**PROVIDED DATA:**
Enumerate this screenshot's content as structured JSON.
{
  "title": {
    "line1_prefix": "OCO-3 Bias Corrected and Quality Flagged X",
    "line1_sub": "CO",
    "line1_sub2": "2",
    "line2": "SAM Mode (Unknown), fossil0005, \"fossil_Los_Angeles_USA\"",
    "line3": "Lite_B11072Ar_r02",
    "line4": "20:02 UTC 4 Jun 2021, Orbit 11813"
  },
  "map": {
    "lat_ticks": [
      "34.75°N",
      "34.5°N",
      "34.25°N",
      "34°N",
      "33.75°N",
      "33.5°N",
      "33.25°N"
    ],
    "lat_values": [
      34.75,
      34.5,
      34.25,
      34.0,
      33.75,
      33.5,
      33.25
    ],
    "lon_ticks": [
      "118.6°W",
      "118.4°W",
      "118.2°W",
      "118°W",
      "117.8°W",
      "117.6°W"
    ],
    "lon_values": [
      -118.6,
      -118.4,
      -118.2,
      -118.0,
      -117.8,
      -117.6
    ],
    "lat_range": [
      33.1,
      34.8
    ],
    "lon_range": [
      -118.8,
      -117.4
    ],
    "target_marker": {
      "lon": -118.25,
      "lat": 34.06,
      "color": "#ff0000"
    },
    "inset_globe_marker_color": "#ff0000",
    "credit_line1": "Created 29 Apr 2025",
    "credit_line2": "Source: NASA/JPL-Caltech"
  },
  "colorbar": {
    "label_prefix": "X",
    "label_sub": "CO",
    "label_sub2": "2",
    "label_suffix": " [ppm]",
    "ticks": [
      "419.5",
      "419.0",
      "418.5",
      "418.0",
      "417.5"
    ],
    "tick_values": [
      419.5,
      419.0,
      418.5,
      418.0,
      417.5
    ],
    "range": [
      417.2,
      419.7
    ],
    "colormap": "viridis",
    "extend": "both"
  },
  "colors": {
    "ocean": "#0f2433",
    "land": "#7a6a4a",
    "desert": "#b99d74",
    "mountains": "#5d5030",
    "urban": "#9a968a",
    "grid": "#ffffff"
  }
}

**TASK PROMPT:** Restate the records, all of them, precisely as written.

**WRITTEN RESPONSE:**
Enumerate this screenshot's content as structured JSON.
{
  "title": {
    "line1_prefix": "OCO-3 Bias Corrected and Quality Flagged X",
    "line1_sub": "CO",
    "line1_sub2": "2",
    "line2": "SAM Mode (Unknown), fossil0005, \"fossil_Los_Angeles_USA\"",
    "line3": "Lite_B11072Ar_r02",
    "line4": "20:02 UTC 4 Jun 2021, Orbit 11813"
  },
  "map": {
    "lat_ticks": [
      "34.75°N",
      "34.5°N",
      "34.25°N",
      "34°N",
      "33.75°N",
      "33.5°N",
      "33.25°N"
    ],
    "lat_values": [
      34.75,
      34.5,
      34.25,
      34.0,
      33.75,
      33.5,
      33.25
    ],
    "lon_ticks": [
      "118.6°W",
      "118.4°W",
      "118.2°W",
      "118°W",
      "117.8°W",
      "117.6°W"
    ],
    "lon_values": [
      -118.6,
      -118.4,
      -118.2,
      -118.0,
      -117.8,
      -117.6
    ],
    "lat_range": [
      33.1,
      34.8
    ],
    "lon_range": [
      -118.8,
      -117.4
    ],
    "target_marker": {
      "lon": -118.25,
      "lat": 34.06,
      "color": "#ff0000"
    },
    "inset_globe_marker_color": "#ff0000",
    "credit_line1": "Created 29 Apr 2025",
    "credit_line2": "Source: NASA/JPL-Caltech"
  },
  "colorbar": {
    "label_prefix": "X",
    "label_sub": "CO",
    "label_sub2": "2",
    "label_suffix": " [ppm]",
    "ticks": [
      "419.5",
      "419.0",
      "418.5",
      "418.0",
      "417.5"
    ],
    "tick_values": [
      419.5,
      419.0,
      418.5,
      418.0,
      417.5
    ],
    "range": [
      417.2,
      419.7
    ],
    "colormap": "viridis",
    "extend": "both"
  },
  "colors": {
    "ocean": "#0f2433",
    "land": "#7a6a4a",
    "desert": "#b99d74",
    "mountains": "#5d5030",
    "urban": "#9a968a",
    "grid": "#ffffff"
  }
}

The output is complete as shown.